• Stated exercise:
Take the entries below and reproduce them word for word.

• Data to process:
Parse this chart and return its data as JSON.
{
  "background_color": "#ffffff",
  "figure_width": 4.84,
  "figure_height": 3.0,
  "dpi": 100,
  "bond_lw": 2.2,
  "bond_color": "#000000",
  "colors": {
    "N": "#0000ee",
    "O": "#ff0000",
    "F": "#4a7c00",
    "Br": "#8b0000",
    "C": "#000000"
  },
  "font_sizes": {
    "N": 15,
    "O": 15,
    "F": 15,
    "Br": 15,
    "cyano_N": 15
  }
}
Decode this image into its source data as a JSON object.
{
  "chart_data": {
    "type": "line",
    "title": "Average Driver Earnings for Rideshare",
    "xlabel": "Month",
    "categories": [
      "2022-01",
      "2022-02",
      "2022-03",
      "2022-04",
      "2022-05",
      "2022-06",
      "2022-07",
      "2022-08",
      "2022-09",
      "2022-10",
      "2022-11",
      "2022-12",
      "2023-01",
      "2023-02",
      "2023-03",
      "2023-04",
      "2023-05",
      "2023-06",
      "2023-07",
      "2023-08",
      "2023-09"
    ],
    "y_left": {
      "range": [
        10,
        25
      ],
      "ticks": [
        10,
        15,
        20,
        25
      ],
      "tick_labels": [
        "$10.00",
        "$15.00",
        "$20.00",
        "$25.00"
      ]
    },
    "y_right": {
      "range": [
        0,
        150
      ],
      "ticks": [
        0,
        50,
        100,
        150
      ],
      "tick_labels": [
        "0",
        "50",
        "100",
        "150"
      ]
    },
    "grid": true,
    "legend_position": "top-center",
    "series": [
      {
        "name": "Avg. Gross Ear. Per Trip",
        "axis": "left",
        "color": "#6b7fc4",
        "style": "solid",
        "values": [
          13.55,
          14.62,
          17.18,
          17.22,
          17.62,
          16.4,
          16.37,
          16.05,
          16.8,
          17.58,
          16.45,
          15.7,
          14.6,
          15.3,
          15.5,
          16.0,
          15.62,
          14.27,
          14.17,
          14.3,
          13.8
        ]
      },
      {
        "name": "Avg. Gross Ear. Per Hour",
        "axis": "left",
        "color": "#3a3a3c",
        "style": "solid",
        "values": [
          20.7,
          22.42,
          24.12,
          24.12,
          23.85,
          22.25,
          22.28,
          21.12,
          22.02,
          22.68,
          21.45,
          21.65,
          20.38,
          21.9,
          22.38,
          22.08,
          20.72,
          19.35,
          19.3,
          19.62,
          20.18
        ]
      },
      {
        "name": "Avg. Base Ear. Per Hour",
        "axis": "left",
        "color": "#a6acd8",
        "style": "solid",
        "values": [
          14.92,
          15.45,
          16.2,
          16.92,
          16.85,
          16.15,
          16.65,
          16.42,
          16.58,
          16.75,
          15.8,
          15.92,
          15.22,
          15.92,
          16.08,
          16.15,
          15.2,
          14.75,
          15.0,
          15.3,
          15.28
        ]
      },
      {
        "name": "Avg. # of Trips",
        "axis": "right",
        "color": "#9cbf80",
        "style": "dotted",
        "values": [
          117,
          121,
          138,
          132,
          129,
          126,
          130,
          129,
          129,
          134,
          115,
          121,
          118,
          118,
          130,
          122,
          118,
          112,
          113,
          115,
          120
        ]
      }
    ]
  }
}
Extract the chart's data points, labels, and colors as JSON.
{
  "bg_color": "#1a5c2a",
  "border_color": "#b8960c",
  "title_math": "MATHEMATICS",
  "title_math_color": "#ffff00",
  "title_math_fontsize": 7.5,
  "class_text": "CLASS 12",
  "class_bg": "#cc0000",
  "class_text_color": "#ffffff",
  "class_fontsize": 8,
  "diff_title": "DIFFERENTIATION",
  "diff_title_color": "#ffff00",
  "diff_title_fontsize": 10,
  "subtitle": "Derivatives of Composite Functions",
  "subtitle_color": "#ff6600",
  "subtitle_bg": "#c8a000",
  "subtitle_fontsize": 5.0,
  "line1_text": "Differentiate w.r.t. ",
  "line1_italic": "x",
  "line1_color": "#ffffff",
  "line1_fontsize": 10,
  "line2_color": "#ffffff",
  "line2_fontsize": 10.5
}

• The reply:
Parse this chart and return its data as JSON.
{
  "background_color": "#ffffff",
  "figure_width": 4.84,
  "figure_height": 3.0,
  "dpi": 100,
  "bond_lw": 2.2,
  "bond_color": "#000000",
  "colors": {
    "N": "#0000ee",
    "O": "#ff0000",
    "F": "#4a7c00",
    "Br": "#8b0000",
    "C": "#000000"
  },
  "font_sizes": {
    "N": 15,
    "O": 15,
    "F": 15,
    "Br": 15,
    "cyano_N": 15
  }
}
Decode this image into its source data as a JSON object.
{
  "chart_data": {
    "type": "line",
    "title": "Average Driver Earnings for Rideshare",
    "xlabel": "Month",
    "categories": [
      "2022-01",
      "2022-02",
      "2022-03",
      "2022-04",
      "2022-05",
      "2022-06",
      "2022-07",
      "2022-08",
      "2022-09",
      "2022-10",
      "2022-11",
      "2022-12",
      "2023-01",
      "2023-02",
      "2023-03",
      "2023-04",
      "2023-05",
      "2023-06",
      "2023-07",
      "2023-08",
      "2023-09"
    ],
    "y_left": {
      "range": [
        10,
        25
      ],
      "ticks": [
        10,
        15,
        20,
        25
      ],
      "tick_labels": [
        "$10.00",
        "$15.00",
        "$20.00",
        "$25.00"
      ]
    },
    "y_right": {
      "range": [
        0,
        150
      ],
      "ticks": [
        0,
        50,
        100,
        150
      ],
      "tick_labels": [
        "0",
        "50",
        "100",
        "150"
      ]
    },
    "grid": true,
    "legend_position": "top-center",
    "series": [
      {
        "name": "Avg. Gross Ear. Per Trip",
        "axis": "left",
        "color": "#6b7fc4",
        "style": "solid",
        "values": [
          13.55,
          14.62,
          17.18,
          17.22,
          17.62,
          16.4,
          16.37,
          16.05,
          16.8,
          17.58,
          16.45,
          15.7,
          14.6,
          15.3,
          15.5,
          16.0,
          15.62,
          14.27,
          14.17,
          14.3,
          13.8
        ]
      },
      {
        "name": "Avg. Gross Ear. Per Hour",
        "axis": "left",
        "color": "#3a3a3c",
        "style": "solid",
        "values": [
          20.7,
          22.42,
          24.12,
          24.12,
          23.85,
          22.25,
          22.28,
          21.12,
          22.02,
          22.68,
          21.45,
          21.65,
          20.38,
          21.9,
          22.38,
          22.08,
          20.72,
          19.35,
          19.3,
          19.62,
          20.18
        ]
      },
      {
        "name": "Avg. Base Ear. Per Hour",
        "axis": "left",
        "color": "#a6acd8",
        "style": "solid",
        "values": [
          14.92,
          15.45,
          16.2,
          16.92,
          16.85,
          16.15,
          16.65,
          16.42,
          16.58,
          16.75,
          15.8,
          15.92,
          15.22,
          15.92,
          16.08,
          16.15,
          15.2,
          14.75,
          15.0,
          15.3,
          15.28
        ]
      },
      {
        "name": "Avg. # of Trips",
        "axis": "right",
        "color": "#9cbf80",
        "style": "dotted",
        "values": [
          117,
          121,
          138,
          132,
          129,
          126,
          130,
          129,
          129,
          134,
          115,
          121,
          118,
          118,
          130,
          122,
          118,
          112,
          113,
          115,
          120
        ]
      }
    ]
  }
}
Extract the chart's data points, labels, and colors as JSON.
{
  "bg_color": "#1a5c2a",
  "border_color": "#b8960c",
  "title_math": "MATHEMATICS",
  "title_math_color": "#ffff00",
  "title_math_fontsize": 7.5,
  "class_text": "CLASS 12",
  "class_bg": "#cc0000",
  "class_text_color": "#ffffff",
  "class_fontsize": 8,
  "diff_title": "DIFFERENTIATION",
  "diff_title_color": "#ffff00",
  "diff_title_fontsize": 10,
  "subtitle": "Derivatives of Composite Functions",
  "subtitle_color": "#ff6600",
  "subtitle_bg": "#c8a000",
  "subtitle_fontsize": 5.0,
  "line1_text": "Differentiate w.r.t. ",
  "line1_italic": "x",
  "line1_color": "#ffffff",
  "line1_fontsize": 10,
  "line2_color": "#ffffff",
  "line2_fontsize": 10.5
}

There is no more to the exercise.